THE PROBLEM:
Copy out the records in full, word for word, without pictures.

(Dataset entries)
>>>
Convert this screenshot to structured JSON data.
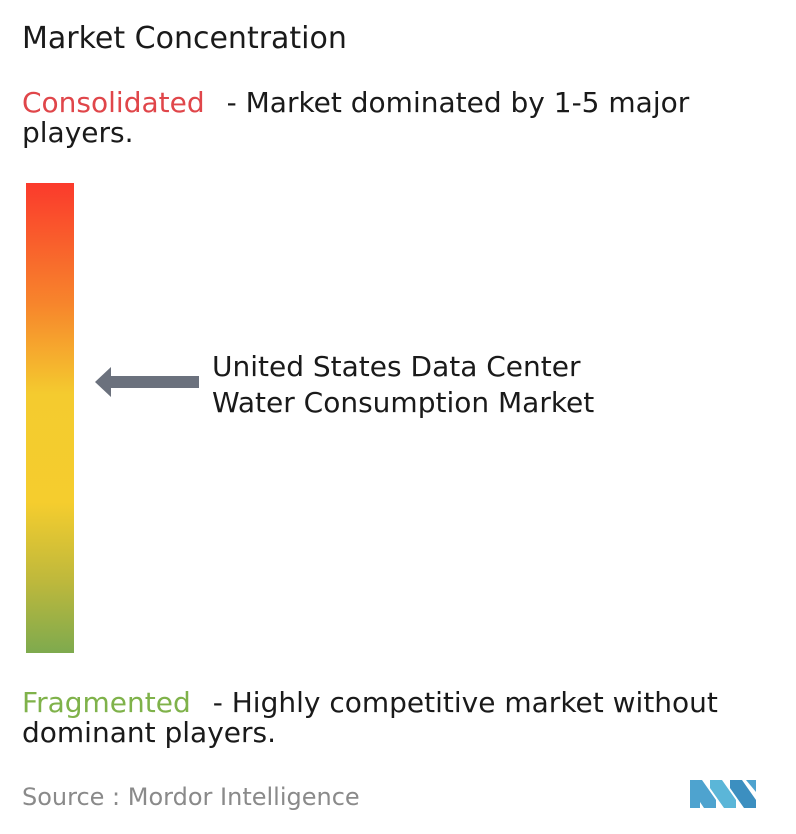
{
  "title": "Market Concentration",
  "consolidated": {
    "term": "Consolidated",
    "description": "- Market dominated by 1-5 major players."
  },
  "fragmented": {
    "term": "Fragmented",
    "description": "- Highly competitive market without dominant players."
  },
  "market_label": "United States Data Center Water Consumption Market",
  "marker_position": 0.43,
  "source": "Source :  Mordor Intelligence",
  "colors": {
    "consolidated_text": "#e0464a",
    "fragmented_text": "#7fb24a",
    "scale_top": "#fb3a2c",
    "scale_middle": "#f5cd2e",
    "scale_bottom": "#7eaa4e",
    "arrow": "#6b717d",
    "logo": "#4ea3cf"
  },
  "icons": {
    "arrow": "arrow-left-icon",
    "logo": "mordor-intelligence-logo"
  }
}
<<<
COMPLETE OUTPUT:
Convert this screenshot to structured JSON data.
{
  "title": "Market Concentration",
  "consolidated": {
    "term": "Consolidated",
    "description": "- Market dominated by 1-5 major players."
  },
  "fragmented": {
    "term": "Fragmented",
    "description": "- Highly competitive market without dominant players."
  },
  "market_label": "United States Data Center Water Consumption Market",
  "marker_position": 0.43,
  "source": "Source :  Mordor Intelligence",
  "colors": {
    "consolidated_text": "#e0464a",
    "fragmented_text": "#7fb24a",
    "scale_top": "#fb3a2c",
    "scale_middle": "#f5cd2e",
    "scale_bottom": "#7eaa4e",
    "arrow": "#6b717d",
    "logo": "#4ea3cf"
  },
  "icons": {
    "arrow": "arrow-left-icon",
    "logo": "mordor-intelligence-logo"
  }
}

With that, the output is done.